YOUR INSTRUCTIONS: Every line in the listing is to be echoed verbatim.
begin TASK MATERIAL
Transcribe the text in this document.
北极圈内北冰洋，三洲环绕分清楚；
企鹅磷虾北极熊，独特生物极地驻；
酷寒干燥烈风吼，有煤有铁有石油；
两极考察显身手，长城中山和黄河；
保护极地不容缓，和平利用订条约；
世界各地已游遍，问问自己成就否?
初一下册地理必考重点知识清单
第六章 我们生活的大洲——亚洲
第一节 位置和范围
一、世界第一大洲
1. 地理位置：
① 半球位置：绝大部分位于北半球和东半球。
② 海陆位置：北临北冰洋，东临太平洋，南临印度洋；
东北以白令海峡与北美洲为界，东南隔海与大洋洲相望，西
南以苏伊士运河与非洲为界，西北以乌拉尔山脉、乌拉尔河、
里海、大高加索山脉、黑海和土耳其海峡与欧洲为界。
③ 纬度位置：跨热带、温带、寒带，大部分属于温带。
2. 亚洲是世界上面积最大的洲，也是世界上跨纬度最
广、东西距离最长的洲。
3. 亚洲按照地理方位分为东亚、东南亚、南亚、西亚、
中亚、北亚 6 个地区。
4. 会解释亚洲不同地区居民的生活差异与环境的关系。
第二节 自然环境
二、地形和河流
end TASK MATERIAL
TASK OUTPUT:
Transcribe the text in this document.
北极圈内北冰洋，三洲环绕分清楚；
企鹅磷虾北极熊，独特生物极地驻；
酷寒干燥烈风吼，有煤有铁有石油；
两极考察显身手，长城中山和黄河；
保护极地不容缓，和平利用订条约；
世界各地已游遍，问问自己成就否?
初一下册地理必考重点知识清单
第六章 我们生活的大洲——亚洲
第一节 位置和范围
一、世界第一大洲
1. 地理位置：
① 半球位置：绝大部分位于北半球和东半球。
② 海陆位置：北临北冰洋，东临太平洋，南临印度洋；
东北以白令海峡与北美洲为界，东南隔海与大洋洲相望，西
南以苏伊士运河与非洲为界，西北以乌拉尔山脉、乌拉尔河、
里海、大高加索山脉、黑海和土耳其海峡与欧洲为界。
③ 纬度位置：跨热带、温带、寒带，大部分属于温带。
2. 亚洲是世界上面积最大的洲，也是世界上跨纬度最
广、东西距离最长的洲。
3. 亚洲按照地理方位分为东亚、东南亚、南亚、西亚、
中亚、北亚 6 个地区。
4. 会解释亚洲不同地区居民的生活差异与环境的关系。
第二节 自然环境
二、地形和河流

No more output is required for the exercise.